Exercise details: Look through the data below and return each line where "Hedge" appears.

Figure record extracts
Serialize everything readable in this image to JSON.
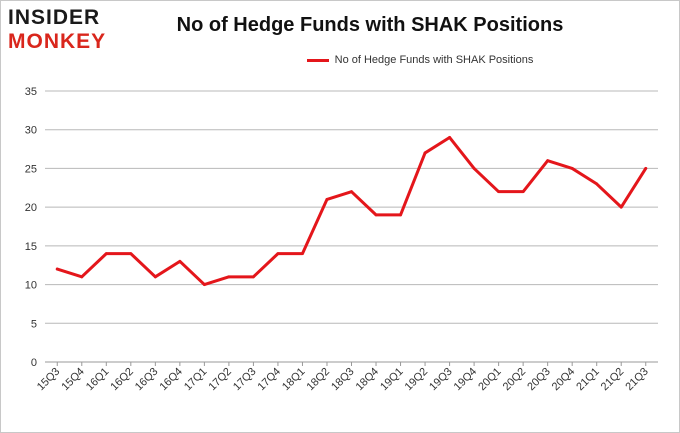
{
  "logo": {
    "line1": "INSIDER",
    "line2": "MONKEY"
  },
  "chart_data": {
    "type": "line",
    "title": "No of Hedge Funds with SHAK Positions",
    "xlabel": "",
    "ylabel": "",
    "categories": [
      "15Q3",
      "15Q4",
      "16Q1",
      "16Q2",
      "16Q3",
      "16Q4",
      "17Q1",
      "17Q2",
      "17Q3",
      "17Q4",
      "18Q1",
      "18Q2",
      "18Q3",
      "18Q4",
      "19Q1",
      "19Q2",
      "19Q3",
      "19Q4",
      "20Q1",
      "20Q2",
      "20Q3",
      "20Q4",
      "21Q1",
      "21Q2",
      "21Q3"
    ],
    "series": [
      {
        "name": "No of Hedge Funds with SHAK Positions",
        "color": "#e4161b",
        "values": [
          12,
          11,
          14,
          14,
          11,
          13,
          10,
          11,
          11,
          14,
          14,
          21,
          22,
          19,
          19,
          27,
          29,
          25,
          22,
          22,
          26,
          25,
          23,
          20,
          25
        ]
      }
    ],
    "ylim": [
      0,
      35
    ],
    "yticks": [
      0,
      5,
      10,
      15,
      20,
      25,
      30,
      35
    ],
    "grid": true,
    "legend": "top-center"
  }
}
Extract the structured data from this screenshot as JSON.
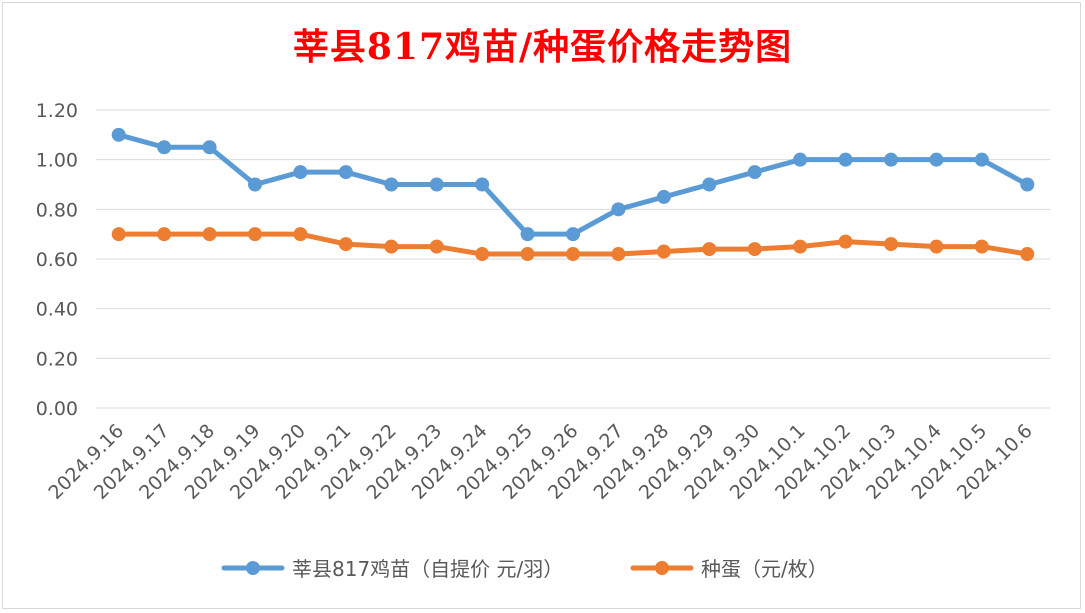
{
  "chart_data": {
    "type": "line",
    "title": "莘县817鸡苗/种蛋价格走势图",
    "categories": [
      "2024.9.16",
      "2024.9.17",
      "2024.9.18",
      "2024.9.19",
      "2024.9.20",
      "2024.9.21",
      "2024.9.22",
      "2024.9.23",
      "2024.9.24",
      "2024.9.25",
      "2024.9.26",
      "2024.9.27",
      "2024.9.28",
      "2024.9.29",
      "2024.9.30",
      "2024.10.1",
      "2024.10.2",
      "2024.10.3",
      "2024.10.4",
      "2024.10.5",
      "2024.10.6"
    ],
    "series": [
      {
        "name": "莘县817鸡苗（自提价 元/羽）",
        "color": "#5b9bd5",
        "values": [
          1.1,
          1.05,
          1.05,
          0.9,
          0.95,
          0.95,
          0.9,
          0.9,
          0.9,
          0.7,
          0.7,
          0.8,
          0.85,
          0.9,
          0.95,
          1.0,
          1.0,
          1.0,
          1.0,
          1.0,
          0.9
        ]
      },
      {
        "name": "种蛋（元/枚）",
        "color": "#ed7d31",
        "values": [
          0.7,
          0.7,
          0.7,
          0.7,
          0.7,
          0.66,
          0.65,
          0.65,
          0.62,
          0.62,
          0.62,
          0.62,
          0.63,
          0.64,
          0.64,
          0.65,
          0.67,
          0.66,
          0.65,
          0.65,
          0.62
        ]
      }
    ],
    "yticks": [
      "0.00",
      "0.20",
      "0.40",
      "0.60",
      "0.80",
      "1.00",
      "1.20"
    ],
    "ylim": [
      0,
      1.2
    ],
    "grid": true,
    "legend_position": "bottom",
    "title_color": "#ff0000"
  }
}
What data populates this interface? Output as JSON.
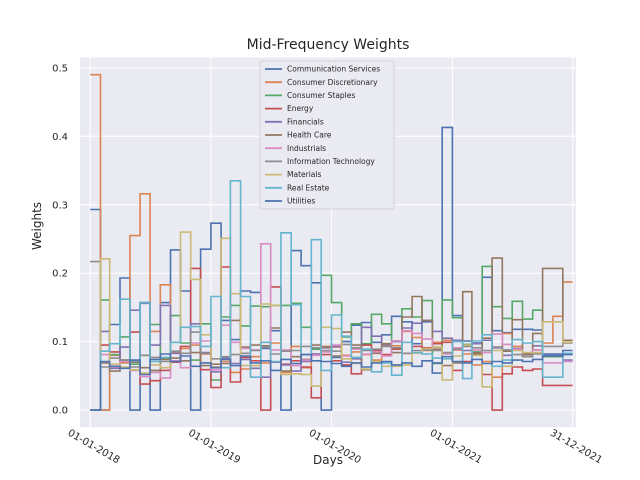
{
  "chart_data": {
    "type": "line",
    "drawstyle": "steps-post",
    "title": "Mid-Frequency Weights",
    "xlabel": "Days",
    "ylabel": "Weights",
    "xlim": [
      "2017-12-01",
      "2022-01-10"
    ],
    "ylim": [
      -0.025,
      0.515
    ],
    "xticks": [
      {
        "label": "01-01-2018",
        "date": "2018-01-01"
      },
      {
        "label": "01-01-2019",
        "date": "2019-01-01"
      },
      {
        "label": "01-01-2020",
        "date": "2020-01-01"
      },
      {
        "label": "01-01-2021",
        "date": "2021-01-01"
      },
      {
        "label": "31-12-2021",
        "date": "2021-12-31"
      }
    ],
    "yticks": [
      0.0,
      0.1,
      0.2,
      0.3,
      0.4,
      0.5
    ],
    "ytick_labels": [
      "0.0",
      "0.1",
      "0.2",
      "0.3",
      "0.4",
      "0.5"
    ],
    "grid": true,
    "legend_position": "top-center",
    "x": [
      "2018-01-01",
      "2018-02-01",
      "2018-03-01",
      "2018-04-01",
      "2018-05-01",
      "2018-06-01",
      "2018-07-01",
      "2018-08-01",
      "2018-09-01",
      "2018-10-01",
      "2018-11-01",
      "2018-12-01",
      "2019-01-01",
      "2019-02-01",
      "2019-03-01",
      "2019-04-01",
      "2019-05-01",
      "2019-06-01",
      "2019-07-01",
      "2019-08-01",
      "2019-09-01",
      "2019-10-01",
      "2019-11-01",
      "2019-12-01",
      "2020-01-01",
      "2020-02-01",
      "2020-03-01",
      "2020-04-01",
      "2020-05-01",
      "2020-06-01",
      "2020-07-01",
      "2020-08-01",
      "2020-09-01",
      "2020-10-01",
      "2020-11-01",
      "2020-12-01",
      "2021-01-01",
      "2021-02-01",
      "2021-03-01",
      "2021-04-01",
      "2021-05-01",
      "2021-06-01",
      "2021-07-01",
      "2021-08-01",
      "2021-09-01",
      "2021-10-01",
      "2021-11-01",
      "2021-12-01",
      "2021-12-31"
    ],
    "series": [
      {
        "name": "Communication Services",
        "color": "#4c72b0",
        "values": [
          0.293,
          0.0,
          0.125,
          0.193,
          0.0,
          0.157,
          0.0,
          0.157,
          0.234,
          0.174,
          0.0,
          0.235,
          0.273,
          0.131,
          0.103,
          0.174,
          0.172,
          0.09,
          0.116,
          0.0,
          0.233,
          0.211,
          0.186,
          0.0,
          0.077,
          0.1,
          0.124,
          0.128,
          0.099,
          0.11,
          0.137,
          0.129,
          0.097,
          0.129,
          0.054,
          0.413,
          0.138,
          0.101,
          0.098,
          0.194,
          0.116,
          0.113,
          0.118,
          0.118,
          0.117,
          0.082,
          0.082,
          0.087,
          0.087
        ]
      },
      {
        "name": "Consumer Discretionary",
        "color": "#dd8452",
        "values": [
          0.49,
          0.0,
          0.08,
          0.069,
          0.255,
          0.316,
          0.115,
          0.183,
          0.085,
          0.09,
          0.095,
          0.082,
          0.063,
          0.071,
          0.055,
          0.06,
          0.078,
          0.069,
          0.098,
          0.055,
          0.093,
          0.062,
          0.082,
          0.093,
          0.092,
          0.08,
          0.085,
          0.081,
          0.073,
          0.094,
          0.094,
          0.115,
          0.106,
          0.087,
          0.099,
          0.102,
          0.088,
          0.082,
          0.066,
          0.071,
          0.048,
          0.112,
          0.093,
          0.081,
          0.088,
          0.098,
          0.137,
          0.187,
          0.187
        ]
      },
      {
        "name": "Consumer Staples",
        "color": "#55a868",
        "values": [
          0.0,
          0.161,
          0.081,
          0.107,
          0.067,
          0.08,
          0.125,
          0.075,
          0.138,
          0.098,
          0.073,
          0.126,
          0.044,
          0.136,
          0.153,
          0.123,
          0.152,
          0.151,
          0.153,
          0.153,
          0.156,
          0.121,
          0.089,
          0.197,
          0.157,
          0.107,
          0.126,
          0.097,
          0.14,
          0.126,
          0.101,
          0.148,
          0.136,
          0.16,
          0.068,
          0.161,
          0.135,
          0.096,
          0.085,
          0.21,
          0.151,
          0.134,
          0.159,
          0.133,
          0.146,
          0.078,
          0.078,
          0.082,
          0.082
        ]
      },
      {
        "name": "Energy",
        "color": "#c44e52",
        "values": [
          0.0,
          0.095,
          0.085,
          0.073,
          0.114,
          0.038,
          0.043,
          0.058,
          0.07,
          0.093,
          0.207,
          0.059,
          0.033,
          0.209,
          0.041,
          0.077,
          0.072,
          0.0,
          0.18,
          0.067,
          0.072,
          0.063,
          0.018,
          0.081,
          0.072,
          0.066,
          0.053,
          0.095,
          0.087,
          0.081,
          0.089,
          0.083,
          0.093,
          0.091,
          0.097,
          0.099,
          0.058,
          0.071,
          0.083,
          0.052,
          0.0,
          0.053,
          0.063,
          0.058,
          0.06,
          0.036,
          0.036,
          0.036,
          0.036
        ]
      },
      {
        "name": "Financials",
        "color": "#8172b3",
        "values": [
          0.0,
          0.115,
          0.061,
          0.092,
          0.146,
          0.156,
          0.095,
          0.153,
          0.083,
          0.072,
          0.126,
          0.084,
          0.056,
          0.076,
          0.068,
          0.074,
          0.061,
          0.048,
          0.07,
          0.066,
          0.057,
          0.071,
          0.082,
          0.091,
          0.093,
          0.07,
          0.075,
          0.121,
          0.108,
          0.096,
          0.1,
          0.12,
          0.127,
          0.131,
          0.115,
          0.105,
          0.102,
          0.087,
          0.097,
          0.102,
          0.091,
          0.08,
          0.09,
          0.083,
          0.094,
          0.08,
          0.08,
          0.073,
          0.073
        ]
      },
      {
        "name": "Health Care",
        "color": "#937860",
        "values": [
          0.0,
          0.069,
          0.057,
          0.071,
          0.07,
          0.062,
          0.058,
          0.074,
          0.076,
          0.072,
          0.084,
          0.065,
          0.067,
          0.068,
          0.131,
          0.092,
          0.095,
          0.094,
          0.12,
          0.057,
          0.078,
          0.074,
          0.095,
          0.092,
          0.079,
          0.114,
          0.095,
          0.059,
          0.083,
          0.097,
          0.084,
          0.136,
          0.166,
          0.131,
          0.089,
          0.065,
          0.069,
          0.173,
          0.082,
          0.105,
          0.222,
          0.086,
          0.132,
          0.081,
          0.112,
          0.207,
          0.207,
          0.102,
          0.102
        ]
      },
      {
        "name": "Industrials",
        "color": "#da8bc3",
        "values": [
          0.0,
          0.081,
          0.063,
          0.071,
          0.058,
          0.049,
          0.055,
          0.047,
          0.072,
          0.062,
          0.098,
          0.101,
          0.059,
          0.124,
          0.099,
          0.09,
          0.088,
          0.243,
          0.088,
          0.088,
          0.065,
          0.073,
          0.08,
          0.085,
          0.095,
          0.079,
          0.089,
          0.082,
          0.085,
          0.079,
          0.101,
          0.116,
          0.112,
          0.104,
          0.092,
          0.082,
          0.091,
          0.094,
          0.088,
          0.084,
          0.111,
          0.096,
          0.089,
          0.078,
          0.088,
          0.069,
          0.069,
          0.071,
          0.071
        ]
      },
      {
        "name": "Information Technology",
        "color": "#8c8c8c",
        "values": [
          0.217,
          0.063,
          0.076,
          0.073,
          0.063,
          0.08,
          0.077,
          0.071,
          0.086,
          0.083,
          0.114,
          0.083,
          0.075,
          0.078,
          0.081,
          0.083,
          0.087,
          0.092,
          0.082,
          0.086,
          0.087,
          0.093,
          0.091,
          0.087,
          0.086,
          0.096,
          0.091,
          0.087,
          0.089,
          0.093,
          0.091,
          0.083,
          0.087,
          0.088,
          0.087,
          0.084,
          0.089,
          0.093,
          0.091,
          0.087,
          0.092,
          0.088,
          0.081,
          0.078,
          0.082,
          0.093,
          0.093,
          0.098,
          0.098
        ]
      },
      {
        "name": "Materials",
        "color": "#ccb974",
        "values": [
          0.0,
          0.221,
          0.067,
          0.063,
          0.059,
          0.054,
          0.066,
          0.062,
          0.099,
          0.26,
          0.191,
          0.11,
          0.062,
          0.251,
          0.17,
          0.065,
          0.065,
          0.155,
          0.153,
          0.052,
          0.053,
          0.052,
          0.035,
          0.121,
          0.119,
          0.075,
          0.068,
          0.06,
          0.071,
          0.064,
          0.064,
          0.066,
          0.083,
          0.09,
          0.092,
          0.044,
          0.079,
          0.095,
          0.08,
          0.034,
          0.087,
          0.064,
          0.087,
          0.084,
          0.084,
          0.129,
          0.129,
          0.099,
          0.099
        ]
      },
      {
        "name": "Real Estate",
        "color": "#64b5cd",
        "values": [
          0.0,
          0.086,
          0.097,
          0.162,
          0.072,
          0.157,
          0.071,
          0.077,
          0.099,
          0.121,
          0.122,
          0.093,
          0.166,
          0.062,
          0.335,
          0.166,
          0.048,
          0.099,
          0.071,
          0.259,
          0.154,
          0.081,
          0.249,
          0.058,
          0.139,
          0.108,
          0.077,
          0.089,
          0.056,
          0.069,
          0.051,
          0.099,
          0.084,
          0.082,
          0.076,
          0.075,
          0.1,
          0.046,
          0.101,
          0.11,
          0.064,
          0.073,
          0.103,
          0.098,
          0.1,
          0.048,
          0.048,
          0.083,
          0.083
        ]
      },
      {
        "name": "Utilities",
        "color": "#4c72b0",
        "values": [
          0.0,
          0.071,
          0.064,
          0.061,
          0.073,
          0.052,
          0.074,
          0.082,
          0.071,
          0.079,
          0.064,
          0.069,
          0.062,
          0.074,
          0.065,
          0.079,
          0.069,
          0.072,
          0.058,
          0.074,
          0.068,
          0.081,
          0.072,
          0.071,
          0.068,
          0.064,
          0.069,
          0.063,
          0.069,
          0.071,
          0.066,
          0.069,
          0.064,
          0.072,
          0.069,
          0.078,
          0.071,
          0.069,
          0.074,
          0.068,
          0.071,
          0.069,
          0.073,
          0.071,
          0.074,
          0.079,
          0.079,
          0.081,
          0.081
        ]
      }
    ]
  }
}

Answer below:
    "title": "No of Hedge Funds with SHAK Positions",
        "name": "No of Hedge Funds with SHAK Positions",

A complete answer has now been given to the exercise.